Task requirements: The records sit below. Return every line in them that holds the word "TAPPEZZERIA".

· · · ·

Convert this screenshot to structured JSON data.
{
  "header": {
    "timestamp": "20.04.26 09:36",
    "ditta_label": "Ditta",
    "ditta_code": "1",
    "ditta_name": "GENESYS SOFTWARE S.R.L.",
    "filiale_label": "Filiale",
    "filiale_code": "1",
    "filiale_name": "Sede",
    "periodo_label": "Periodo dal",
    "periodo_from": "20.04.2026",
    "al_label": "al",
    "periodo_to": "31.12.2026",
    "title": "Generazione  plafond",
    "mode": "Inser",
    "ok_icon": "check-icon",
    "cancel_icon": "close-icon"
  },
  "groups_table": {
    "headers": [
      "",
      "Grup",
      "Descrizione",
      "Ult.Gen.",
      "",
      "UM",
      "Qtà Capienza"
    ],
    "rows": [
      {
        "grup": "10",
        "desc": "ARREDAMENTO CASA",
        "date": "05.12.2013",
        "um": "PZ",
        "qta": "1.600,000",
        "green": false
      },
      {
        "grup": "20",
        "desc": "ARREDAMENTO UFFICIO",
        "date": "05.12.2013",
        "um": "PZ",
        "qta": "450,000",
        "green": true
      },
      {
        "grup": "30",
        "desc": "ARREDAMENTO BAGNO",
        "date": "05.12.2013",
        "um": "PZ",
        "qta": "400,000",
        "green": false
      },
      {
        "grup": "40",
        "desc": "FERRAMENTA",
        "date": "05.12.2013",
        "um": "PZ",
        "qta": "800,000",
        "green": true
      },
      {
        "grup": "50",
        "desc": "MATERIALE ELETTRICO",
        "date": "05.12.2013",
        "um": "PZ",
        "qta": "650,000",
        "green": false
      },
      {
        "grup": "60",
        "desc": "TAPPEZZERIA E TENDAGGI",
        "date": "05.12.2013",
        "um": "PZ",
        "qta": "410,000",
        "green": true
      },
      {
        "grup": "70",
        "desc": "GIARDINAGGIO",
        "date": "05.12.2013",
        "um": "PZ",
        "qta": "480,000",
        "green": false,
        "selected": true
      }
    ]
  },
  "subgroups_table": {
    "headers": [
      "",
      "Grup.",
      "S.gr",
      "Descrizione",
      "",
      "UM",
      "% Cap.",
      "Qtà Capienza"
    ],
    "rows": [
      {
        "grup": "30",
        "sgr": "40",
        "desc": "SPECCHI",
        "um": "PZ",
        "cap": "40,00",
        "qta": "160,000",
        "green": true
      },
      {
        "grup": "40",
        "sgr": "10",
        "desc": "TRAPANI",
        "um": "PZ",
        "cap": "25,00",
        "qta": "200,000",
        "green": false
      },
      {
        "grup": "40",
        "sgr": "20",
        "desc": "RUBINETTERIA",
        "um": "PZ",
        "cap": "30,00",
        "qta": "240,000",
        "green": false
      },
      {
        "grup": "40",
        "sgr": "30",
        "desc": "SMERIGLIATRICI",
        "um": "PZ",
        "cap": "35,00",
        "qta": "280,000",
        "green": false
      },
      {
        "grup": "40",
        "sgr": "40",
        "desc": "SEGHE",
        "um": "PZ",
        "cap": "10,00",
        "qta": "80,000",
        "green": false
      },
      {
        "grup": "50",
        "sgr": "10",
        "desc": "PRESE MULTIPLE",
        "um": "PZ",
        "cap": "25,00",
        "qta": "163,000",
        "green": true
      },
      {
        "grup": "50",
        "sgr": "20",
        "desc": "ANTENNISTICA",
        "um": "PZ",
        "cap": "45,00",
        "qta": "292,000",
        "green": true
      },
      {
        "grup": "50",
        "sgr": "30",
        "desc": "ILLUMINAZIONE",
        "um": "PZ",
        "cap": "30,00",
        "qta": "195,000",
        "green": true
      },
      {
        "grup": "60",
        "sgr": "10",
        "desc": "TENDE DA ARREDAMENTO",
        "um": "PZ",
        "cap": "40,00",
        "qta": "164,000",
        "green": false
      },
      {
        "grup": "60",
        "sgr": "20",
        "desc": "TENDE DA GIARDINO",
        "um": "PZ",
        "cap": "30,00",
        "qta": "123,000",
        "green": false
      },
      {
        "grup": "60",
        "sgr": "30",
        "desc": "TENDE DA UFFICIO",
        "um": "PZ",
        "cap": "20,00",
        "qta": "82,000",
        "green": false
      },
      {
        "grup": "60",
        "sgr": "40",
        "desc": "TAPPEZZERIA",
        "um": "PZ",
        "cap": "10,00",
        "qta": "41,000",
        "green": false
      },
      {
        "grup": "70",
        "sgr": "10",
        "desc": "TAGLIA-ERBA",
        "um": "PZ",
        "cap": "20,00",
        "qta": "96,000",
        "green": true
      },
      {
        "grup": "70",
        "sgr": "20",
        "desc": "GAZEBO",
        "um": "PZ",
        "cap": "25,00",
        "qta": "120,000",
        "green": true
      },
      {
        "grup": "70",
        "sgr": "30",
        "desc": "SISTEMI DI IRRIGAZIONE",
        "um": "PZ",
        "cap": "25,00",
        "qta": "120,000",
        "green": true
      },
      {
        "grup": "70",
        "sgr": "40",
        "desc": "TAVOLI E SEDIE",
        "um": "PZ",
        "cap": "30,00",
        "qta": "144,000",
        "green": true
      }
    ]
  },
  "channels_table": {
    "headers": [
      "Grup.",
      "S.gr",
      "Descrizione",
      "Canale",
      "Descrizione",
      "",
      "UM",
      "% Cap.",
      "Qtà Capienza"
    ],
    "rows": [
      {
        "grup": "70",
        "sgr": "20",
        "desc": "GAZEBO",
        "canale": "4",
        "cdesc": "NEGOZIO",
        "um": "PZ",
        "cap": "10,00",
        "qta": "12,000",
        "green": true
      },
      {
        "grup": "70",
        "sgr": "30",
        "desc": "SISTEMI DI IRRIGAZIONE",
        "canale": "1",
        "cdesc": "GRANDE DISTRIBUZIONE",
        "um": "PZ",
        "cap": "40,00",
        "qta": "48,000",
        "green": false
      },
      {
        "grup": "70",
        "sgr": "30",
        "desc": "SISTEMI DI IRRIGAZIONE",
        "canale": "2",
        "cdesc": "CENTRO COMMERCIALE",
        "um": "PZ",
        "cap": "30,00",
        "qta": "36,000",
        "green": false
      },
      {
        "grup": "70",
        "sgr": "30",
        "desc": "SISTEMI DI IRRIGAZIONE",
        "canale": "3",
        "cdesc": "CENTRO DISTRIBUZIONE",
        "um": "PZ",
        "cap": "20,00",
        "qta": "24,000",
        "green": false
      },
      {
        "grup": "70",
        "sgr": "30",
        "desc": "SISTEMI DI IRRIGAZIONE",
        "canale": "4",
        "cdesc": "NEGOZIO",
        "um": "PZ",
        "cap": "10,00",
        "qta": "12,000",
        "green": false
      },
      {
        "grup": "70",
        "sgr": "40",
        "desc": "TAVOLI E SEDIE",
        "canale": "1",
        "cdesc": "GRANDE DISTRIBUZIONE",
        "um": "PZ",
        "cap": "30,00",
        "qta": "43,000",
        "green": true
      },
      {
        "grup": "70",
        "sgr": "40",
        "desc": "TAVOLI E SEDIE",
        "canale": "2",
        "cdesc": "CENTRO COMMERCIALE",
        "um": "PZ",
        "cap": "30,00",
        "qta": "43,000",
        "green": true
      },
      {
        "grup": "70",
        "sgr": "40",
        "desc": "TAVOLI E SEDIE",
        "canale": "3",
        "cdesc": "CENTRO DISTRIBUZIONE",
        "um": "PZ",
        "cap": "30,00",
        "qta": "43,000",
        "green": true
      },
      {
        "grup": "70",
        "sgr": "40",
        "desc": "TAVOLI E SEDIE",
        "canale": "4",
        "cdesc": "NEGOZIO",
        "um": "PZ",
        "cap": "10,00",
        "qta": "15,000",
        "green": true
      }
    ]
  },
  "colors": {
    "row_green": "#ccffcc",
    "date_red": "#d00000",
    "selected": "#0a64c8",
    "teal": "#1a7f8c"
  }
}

· · · ·

Response below:
        "desc": "TAPPEZZERIA E TENDAGGI",
        "desc": "TAPPEZZERIA",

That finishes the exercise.